=== Tasks for this exercise ===
(1) In the recommender discussion, how much heap do 10 million users and items take up with 50 features?
(2) Pick up the recommender discussion after its last line and keep writing.

=== Document segment ===
========================================
This doesn't have to be hard to do in realtime. With, say, 50
features, then 10 million users and items take up 2GB of heap
(assuming floats not doubles).
You can still compute a factored matrix model regularly in the
background, while folding in new data in real time, projecting new
users / data into the space approximately.
What you're suggesting sounds like a neighborhoodbased approach, that
just throws in clustering as a speedup. Yes that is broadly a valid
approach.
The L2 norm / squared error loss function does show up in NNMF, where
you're minimizing the reconstruction error. You also frequently
minimize Euclidean distances in kmeans, which is also squared error
loss. I don't think that's a reason they're both necessarily
applicable here, though I think both are.
I am not sure the Euclidean distance is going to give reasonable
results in such high dimensional and sparse space and (I think?)
people usually swap in the L1 norm for example. Others can give more
informed commentary on that. This is part of the reason you'd do
dimensionality reduction to begin with, to make the clustering work.
But if you're doing that you have a basis for recommendations already,
if you've already done the NNMF. I wouldn't rule it out. To me I think
adding kmeans in the mix invites more questions and potential issues
on this input than it may resolve.
(This is exactly what Myrrix does, and this scale wouldn't be a big
deal, most especially since you can just partition by user and scale
up to as many servers as you want. I would encourage you look at
http://myrrix.com as it sounds like it matches up strongly with your
situation.)
Sean
On Fri, Oct 5, 2012 at 10:44 AM, Johannes Schulte
<johannes.schulte@gmail.com> wrote:
> Hi!
>
> I got a question concerning a recommendation / classification problem which
> i originally wanted to solve with matrix factorization methods from taste /
> mahout.
>
> It has the following properties.
========================================
=== Layout element entries ===

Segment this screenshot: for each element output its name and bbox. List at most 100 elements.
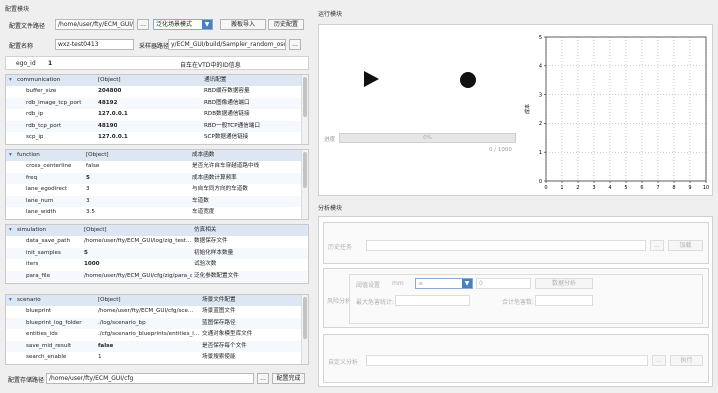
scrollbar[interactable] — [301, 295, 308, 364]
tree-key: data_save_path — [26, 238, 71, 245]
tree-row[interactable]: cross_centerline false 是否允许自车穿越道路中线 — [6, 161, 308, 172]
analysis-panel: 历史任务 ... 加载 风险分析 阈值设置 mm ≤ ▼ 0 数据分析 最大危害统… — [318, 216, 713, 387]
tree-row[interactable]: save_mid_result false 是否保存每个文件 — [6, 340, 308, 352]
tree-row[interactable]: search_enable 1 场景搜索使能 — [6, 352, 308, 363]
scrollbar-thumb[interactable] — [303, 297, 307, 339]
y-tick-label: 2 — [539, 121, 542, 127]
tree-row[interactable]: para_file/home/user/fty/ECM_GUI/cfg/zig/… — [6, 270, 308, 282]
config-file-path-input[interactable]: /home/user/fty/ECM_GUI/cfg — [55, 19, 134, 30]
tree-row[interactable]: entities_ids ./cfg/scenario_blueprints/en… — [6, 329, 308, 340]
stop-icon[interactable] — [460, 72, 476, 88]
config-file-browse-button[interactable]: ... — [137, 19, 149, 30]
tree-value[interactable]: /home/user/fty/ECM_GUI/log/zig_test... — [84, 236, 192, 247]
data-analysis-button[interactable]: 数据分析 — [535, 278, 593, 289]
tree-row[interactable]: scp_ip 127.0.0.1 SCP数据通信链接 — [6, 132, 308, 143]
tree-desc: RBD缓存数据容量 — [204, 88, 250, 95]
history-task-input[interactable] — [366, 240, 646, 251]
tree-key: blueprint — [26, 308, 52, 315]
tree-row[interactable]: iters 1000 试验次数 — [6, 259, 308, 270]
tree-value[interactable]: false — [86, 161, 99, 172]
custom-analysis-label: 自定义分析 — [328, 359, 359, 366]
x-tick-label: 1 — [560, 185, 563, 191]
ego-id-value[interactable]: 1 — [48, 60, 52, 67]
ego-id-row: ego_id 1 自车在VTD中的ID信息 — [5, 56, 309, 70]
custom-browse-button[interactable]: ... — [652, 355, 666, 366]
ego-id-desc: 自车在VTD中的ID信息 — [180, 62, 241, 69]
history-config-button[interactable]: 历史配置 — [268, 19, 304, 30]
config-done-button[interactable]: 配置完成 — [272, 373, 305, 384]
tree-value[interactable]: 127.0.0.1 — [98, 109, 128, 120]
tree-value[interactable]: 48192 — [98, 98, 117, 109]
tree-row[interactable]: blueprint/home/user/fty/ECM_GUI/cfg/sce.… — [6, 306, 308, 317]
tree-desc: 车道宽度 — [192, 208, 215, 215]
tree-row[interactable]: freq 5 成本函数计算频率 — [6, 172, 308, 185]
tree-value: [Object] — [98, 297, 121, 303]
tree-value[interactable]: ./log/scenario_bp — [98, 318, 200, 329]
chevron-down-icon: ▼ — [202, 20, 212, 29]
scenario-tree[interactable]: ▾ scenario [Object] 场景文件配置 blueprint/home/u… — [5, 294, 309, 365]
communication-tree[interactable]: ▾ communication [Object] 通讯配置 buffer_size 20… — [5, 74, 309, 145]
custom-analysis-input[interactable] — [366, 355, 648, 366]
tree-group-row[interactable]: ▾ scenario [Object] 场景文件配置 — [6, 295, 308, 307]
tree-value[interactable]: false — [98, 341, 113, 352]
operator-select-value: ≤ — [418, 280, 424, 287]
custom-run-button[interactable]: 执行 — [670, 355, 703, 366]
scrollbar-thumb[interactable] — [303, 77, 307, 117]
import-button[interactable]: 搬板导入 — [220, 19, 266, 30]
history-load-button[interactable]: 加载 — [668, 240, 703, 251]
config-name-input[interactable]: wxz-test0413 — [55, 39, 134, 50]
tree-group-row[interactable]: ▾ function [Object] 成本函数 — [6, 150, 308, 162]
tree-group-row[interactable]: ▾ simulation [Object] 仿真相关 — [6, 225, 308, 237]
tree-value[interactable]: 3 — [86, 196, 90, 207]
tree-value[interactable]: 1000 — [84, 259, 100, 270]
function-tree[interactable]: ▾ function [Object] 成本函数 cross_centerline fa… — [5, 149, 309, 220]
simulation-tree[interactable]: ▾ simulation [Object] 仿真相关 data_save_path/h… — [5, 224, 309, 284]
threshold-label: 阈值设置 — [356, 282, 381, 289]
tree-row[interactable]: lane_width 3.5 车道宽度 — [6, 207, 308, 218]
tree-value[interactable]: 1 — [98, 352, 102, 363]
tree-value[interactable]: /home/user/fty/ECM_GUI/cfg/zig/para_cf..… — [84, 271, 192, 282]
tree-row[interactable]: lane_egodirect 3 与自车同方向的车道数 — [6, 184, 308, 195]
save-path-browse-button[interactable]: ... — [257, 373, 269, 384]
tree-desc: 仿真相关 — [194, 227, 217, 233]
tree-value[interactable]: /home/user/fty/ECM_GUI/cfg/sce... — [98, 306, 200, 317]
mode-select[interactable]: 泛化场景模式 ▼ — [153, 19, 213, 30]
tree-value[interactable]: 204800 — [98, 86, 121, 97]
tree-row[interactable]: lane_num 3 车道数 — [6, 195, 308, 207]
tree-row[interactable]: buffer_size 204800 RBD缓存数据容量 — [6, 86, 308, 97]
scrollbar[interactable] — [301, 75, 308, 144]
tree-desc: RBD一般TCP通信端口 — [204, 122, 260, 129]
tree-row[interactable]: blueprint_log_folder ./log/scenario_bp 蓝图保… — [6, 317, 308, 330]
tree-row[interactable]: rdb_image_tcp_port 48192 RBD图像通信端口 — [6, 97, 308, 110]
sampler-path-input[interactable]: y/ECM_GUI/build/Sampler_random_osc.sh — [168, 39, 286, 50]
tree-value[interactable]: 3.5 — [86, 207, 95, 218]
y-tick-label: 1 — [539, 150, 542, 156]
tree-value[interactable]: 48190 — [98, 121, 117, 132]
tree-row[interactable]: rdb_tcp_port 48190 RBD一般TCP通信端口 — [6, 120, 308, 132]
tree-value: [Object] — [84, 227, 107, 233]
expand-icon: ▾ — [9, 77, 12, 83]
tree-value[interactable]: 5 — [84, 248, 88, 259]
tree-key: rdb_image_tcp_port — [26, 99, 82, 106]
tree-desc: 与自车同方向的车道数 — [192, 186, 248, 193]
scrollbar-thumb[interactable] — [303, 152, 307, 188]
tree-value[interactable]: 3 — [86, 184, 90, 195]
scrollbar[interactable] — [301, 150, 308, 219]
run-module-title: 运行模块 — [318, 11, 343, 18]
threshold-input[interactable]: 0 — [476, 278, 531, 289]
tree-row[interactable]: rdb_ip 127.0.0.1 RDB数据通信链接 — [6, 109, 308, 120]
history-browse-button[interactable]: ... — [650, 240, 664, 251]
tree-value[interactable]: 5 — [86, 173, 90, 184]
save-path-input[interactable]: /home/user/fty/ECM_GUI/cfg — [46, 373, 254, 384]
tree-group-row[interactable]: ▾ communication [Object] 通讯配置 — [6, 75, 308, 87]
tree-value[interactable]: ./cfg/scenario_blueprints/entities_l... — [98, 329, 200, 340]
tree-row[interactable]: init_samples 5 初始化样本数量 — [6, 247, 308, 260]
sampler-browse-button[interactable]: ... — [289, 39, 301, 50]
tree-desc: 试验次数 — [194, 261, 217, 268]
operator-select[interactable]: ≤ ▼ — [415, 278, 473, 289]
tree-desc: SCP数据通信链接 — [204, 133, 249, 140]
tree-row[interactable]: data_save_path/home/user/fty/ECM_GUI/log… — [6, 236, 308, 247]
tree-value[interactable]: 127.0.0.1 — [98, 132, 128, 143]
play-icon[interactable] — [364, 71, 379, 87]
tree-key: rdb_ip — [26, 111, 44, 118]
========================================
=== In response ===
(1) 2GB, assuming floats rather than doubles.

(2)
>
>  There are about ~200k items
>  There are a lot more users (say, millions) and they are very volatile
> (like sessions)
>  There is no need for the user factor matrix since the recommendation is
> very "neartime" dependent. At the time of deployment the user factors need
> to be constructed from the items they interacted with in the last seconds,
> hence relying on an hourly deployment cycle is not suitable.
>  The double user factor arrays for the matrix factorization technique
> become very large
>
> The question now is:
>
> Given that im only interested in item latent features, how differs that
> from a soft kmeans clustering over items (with coocurrence vectors?)
> I think the recommendation then could also be expressed as a linear
> combination of distances to clusters. Some papers suggest that nmf and
> kmeans use basically the same loss function, so i hope it's not a totally
> stupid idea.
>
> The cluster membership vectors (or latent features) should be used later on
> as input to a regression model, that's why a neighbourhood approach doesn't
> fit
>
> The main benefit for me would be
>
> 1. Simplicity
> 2. Performance ( I don't need a running cluster for KMeans it works pretty
> well on one machine, as opposed to mf)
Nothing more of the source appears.